* _Requirement A_: In the book review, where does Liah Greenfeld hold her professorship?

* _Text passage_:
Reviewed for EH.NET by Deepak Lal, Department of Economics, UCLA.
I found this prolix book by Liah Greenfeld, a Professor of Political Science
and Sociology at Boston University, both confused and confusing. She states
that her book attempts to answer two questions: “(1) What was the direct cause
of the emergence of modern economy; that is what explains the sustained
orientation of this economy, which distinguishes it from all others, to growth?
(2) What made the economic sphere so central in the modern, and in particular
American, consciousness that our civilization can in truth be called an
‘economic civilization’.” Her answer is “that the factor responsible for the
reorientation of economic activity toward growth is nationalism, and that the
unprecedented position of the economic sphere in the modern consciousness is a
product of the dynamics of American society, in turn shaped by the singular
characteristics of American nationalism” (p. 1).

* _Requirement B_: Please give the listing again, starting at its first line and ending at the line that contains "sidebar: 搜索 Steam", with "divider" swapped for "separator" and nothing else changed.

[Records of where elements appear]
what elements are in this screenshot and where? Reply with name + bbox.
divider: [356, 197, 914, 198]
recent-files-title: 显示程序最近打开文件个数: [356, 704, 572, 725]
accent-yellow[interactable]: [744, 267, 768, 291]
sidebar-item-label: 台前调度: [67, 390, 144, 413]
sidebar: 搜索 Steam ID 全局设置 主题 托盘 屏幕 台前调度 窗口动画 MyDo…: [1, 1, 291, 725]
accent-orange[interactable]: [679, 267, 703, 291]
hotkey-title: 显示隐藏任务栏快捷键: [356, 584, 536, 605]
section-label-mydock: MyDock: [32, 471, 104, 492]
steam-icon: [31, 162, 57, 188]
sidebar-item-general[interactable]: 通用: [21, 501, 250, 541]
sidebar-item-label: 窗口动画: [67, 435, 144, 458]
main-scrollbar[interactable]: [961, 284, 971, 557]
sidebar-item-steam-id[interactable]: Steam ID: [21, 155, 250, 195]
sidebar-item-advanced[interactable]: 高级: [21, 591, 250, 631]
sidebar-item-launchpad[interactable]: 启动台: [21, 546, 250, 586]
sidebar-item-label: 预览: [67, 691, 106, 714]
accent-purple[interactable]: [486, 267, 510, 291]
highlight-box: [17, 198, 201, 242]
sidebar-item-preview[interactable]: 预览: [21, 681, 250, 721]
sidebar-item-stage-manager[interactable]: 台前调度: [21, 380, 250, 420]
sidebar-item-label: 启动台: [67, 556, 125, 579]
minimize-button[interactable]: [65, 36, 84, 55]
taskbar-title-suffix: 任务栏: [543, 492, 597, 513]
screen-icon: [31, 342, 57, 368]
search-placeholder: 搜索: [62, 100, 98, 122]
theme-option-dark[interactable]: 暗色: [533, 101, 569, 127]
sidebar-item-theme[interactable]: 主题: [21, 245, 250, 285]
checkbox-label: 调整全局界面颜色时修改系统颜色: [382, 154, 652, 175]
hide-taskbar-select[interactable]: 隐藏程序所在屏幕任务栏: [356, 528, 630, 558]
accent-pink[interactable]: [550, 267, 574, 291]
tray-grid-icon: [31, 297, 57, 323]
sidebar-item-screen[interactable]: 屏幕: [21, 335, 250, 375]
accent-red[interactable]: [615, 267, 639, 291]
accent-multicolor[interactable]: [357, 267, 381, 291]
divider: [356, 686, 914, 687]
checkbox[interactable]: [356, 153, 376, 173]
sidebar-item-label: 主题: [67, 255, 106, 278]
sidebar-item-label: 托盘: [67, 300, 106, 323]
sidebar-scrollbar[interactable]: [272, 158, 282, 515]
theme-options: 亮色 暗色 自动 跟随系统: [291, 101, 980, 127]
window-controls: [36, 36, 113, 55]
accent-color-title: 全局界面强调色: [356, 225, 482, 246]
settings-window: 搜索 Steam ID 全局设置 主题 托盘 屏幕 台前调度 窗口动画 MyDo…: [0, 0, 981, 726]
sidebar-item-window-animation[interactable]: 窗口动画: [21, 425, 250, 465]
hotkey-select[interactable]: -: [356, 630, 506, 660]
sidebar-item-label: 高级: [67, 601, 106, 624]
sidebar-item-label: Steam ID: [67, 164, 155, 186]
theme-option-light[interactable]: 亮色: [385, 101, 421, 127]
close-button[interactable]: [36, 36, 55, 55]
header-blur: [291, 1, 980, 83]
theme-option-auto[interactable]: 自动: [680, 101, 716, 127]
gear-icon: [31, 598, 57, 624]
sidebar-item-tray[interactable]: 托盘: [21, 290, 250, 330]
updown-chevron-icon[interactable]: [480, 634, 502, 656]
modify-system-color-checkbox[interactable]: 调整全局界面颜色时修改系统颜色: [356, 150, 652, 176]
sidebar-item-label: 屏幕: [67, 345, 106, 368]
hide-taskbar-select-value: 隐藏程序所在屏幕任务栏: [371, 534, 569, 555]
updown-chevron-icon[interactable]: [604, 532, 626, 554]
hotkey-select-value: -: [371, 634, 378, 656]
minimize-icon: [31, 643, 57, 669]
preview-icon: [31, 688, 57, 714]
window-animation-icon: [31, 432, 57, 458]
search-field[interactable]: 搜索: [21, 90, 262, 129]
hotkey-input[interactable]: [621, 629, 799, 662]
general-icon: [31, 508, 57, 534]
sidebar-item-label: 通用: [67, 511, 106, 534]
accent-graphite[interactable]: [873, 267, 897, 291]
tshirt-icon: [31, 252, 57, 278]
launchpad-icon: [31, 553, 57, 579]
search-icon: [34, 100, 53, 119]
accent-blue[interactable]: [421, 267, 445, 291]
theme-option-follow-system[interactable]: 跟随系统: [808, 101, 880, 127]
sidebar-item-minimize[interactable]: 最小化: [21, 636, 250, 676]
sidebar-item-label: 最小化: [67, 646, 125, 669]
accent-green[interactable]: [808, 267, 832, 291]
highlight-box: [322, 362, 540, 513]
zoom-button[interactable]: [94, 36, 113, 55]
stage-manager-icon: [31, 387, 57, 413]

* _Response A_: Boston University.

* _Response B_:
what elements are in this screenshot and where? Reply with name + bbox.
separator: [356, 197, 914, 198]
recent-files-title: 显示程序最近打开文件个数: [356, 704, 572, 725]
accent-yellow[interactable]: [744, 267, 768, 291]
sidebar-item-label: 台前调度: [67, 390, 144, 413]
sidebar: 搜索 Steam ID 全局设置 主题 托盘 屏幕 台前调度 窗口动画 MyDo…: [1, 1, 291, 725]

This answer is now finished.